### RECORDS FOR THIS EXERCISE
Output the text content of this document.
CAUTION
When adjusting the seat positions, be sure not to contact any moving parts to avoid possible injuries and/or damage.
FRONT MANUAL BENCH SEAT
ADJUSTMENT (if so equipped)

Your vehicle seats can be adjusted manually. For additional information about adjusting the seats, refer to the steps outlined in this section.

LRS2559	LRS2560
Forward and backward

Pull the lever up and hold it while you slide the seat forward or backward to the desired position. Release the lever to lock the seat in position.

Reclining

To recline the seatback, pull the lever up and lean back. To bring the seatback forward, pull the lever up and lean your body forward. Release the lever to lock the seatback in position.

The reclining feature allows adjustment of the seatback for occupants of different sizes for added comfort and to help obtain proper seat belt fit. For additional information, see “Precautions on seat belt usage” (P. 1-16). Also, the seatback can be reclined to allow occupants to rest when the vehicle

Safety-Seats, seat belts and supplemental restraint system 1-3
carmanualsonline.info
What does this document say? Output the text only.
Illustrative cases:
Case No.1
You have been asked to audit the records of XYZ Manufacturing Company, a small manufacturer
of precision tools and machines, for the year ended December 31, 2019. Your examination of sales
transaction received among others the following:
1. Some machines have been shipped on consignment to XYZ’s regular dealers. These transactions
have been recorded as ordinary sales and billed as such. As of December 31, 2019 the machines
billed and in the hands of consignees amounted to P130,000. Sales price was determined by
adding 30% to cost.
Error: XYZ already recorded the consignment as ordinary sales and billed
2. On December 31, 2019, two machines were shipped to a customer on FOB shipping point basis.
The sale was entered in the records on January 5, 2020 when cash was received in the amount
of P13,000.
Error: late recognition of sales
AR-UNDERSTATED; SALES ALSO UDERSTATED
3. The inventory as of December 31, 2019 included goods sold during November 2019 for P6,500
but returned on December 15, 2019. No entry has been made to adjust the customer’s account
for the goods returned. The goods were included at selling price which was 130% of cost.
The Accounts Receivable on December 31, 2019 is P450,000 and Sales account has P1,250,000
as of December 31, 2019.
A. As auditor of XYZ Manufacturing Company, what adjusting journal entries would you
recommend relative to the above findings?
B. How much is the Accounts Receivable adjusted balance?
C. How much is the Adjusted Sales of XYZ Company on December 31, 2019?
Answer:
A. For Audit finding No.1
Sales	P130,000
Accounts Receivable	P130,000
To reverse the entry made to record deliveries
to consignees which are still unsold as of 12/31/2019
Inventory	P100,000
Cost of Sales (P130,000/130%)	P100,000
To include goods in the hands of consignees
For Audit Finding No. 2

### EXERCISE
Write out every record shown above, word for word.

### RESPONSE TO THIS EXERCISE
Output the text content of this document.
CAUTION
When adjusting the seat positions, be sure not to contact any moving parts to avoid possible injuries and/or damage.
FRONT MANUAL BENCH SEAT
ADJUSTMENT (if so equipped)

Your vehicle seats can be adjusted manually. For additional information about adjusting the seats, refer to the steps outlined in this section.

LRS2559	LRS2560
Forward and backward

Pull the lever up and hold it while you slide the seat forward or backward to the desired position. Release the lever to lock the seat in position.

Reclining

To recline the seatback, pull the lever up and lean back. To bring the seatback forward, pull the lever up and lean your body forward. Release the lever to lock the seatback in position.

The reclining feature allows adjustment of the seatback for occupants of different sizes for added comfort and to help obtain proper seat belt fit. For additional information, see “Precautions on seat belt usage” (P. 1-16). Also, the seatback can be reclined to allow occupants to rest when the vehicle

Safety-Seats, seat belts and supplemental restraint system 1-3
carmanualsonline.info
What does this document say? Output the text only.
Illustrative cases:
Case No.1
You have been asked to audit the records of XYZ Manufacturing Company, a small manufacturer
of precision tools and machines, for the year ended December 31, 2019. Your examination of sales
transaction received among others the following:
1. Some machines have been shipped on consignment to XYZ’s regular dealers. These transactions
have been recorded as ordinary sales and billed as such. As of December 31, 2019 the machines
billed and in the hands of consignees amounted to P130,000. Sales price was determined by
adding 30% to cost.
Error: XYZ already recorded the consignment as ordinary sales and billed
2. On December 31, 2019, two machines were shipped to a customer on FOB shipping point basis.
The sale was entered in the records on January 5, 2020 when cash was received in the amount
of P13,000.
Error: late recognition of sales
AR-UNDERSTATED; SALES ALSO UDERSTATED
3. The inventory as of December 31, 2019 included goods sold during November 2019 for P6,500
but returned on December 15, 2019. No entry has been made to adjust the customer’s account
for the goods returned. The goods were included at selling price which was 130% of cost.
The Accounts Receivable on December 31, 2019 is P450,000 and Sales account has P1,250,000
as of December 31, 2019.
A. As auditor of XYZ Manufacturing Company, what adjusting journal entries would you
recommend relative to the above findings?
B. How much is the Accounts Receivable adjusted balance?
C. How much is the Adjusted Sales of XYZ Company on December 31, 2019?
Answer:
A. For Audit finding No.1
Sales	P130,000
Accounts Receivable	P130,000
To reverse the entry made to record deliveries
to consignees which are still unsold as of 12/31/2019
Inventory	P100,000
Cost of Sales (P130,000/130%)	P100,000
To include goods in the hands of consignees
For Audit Finding No. 2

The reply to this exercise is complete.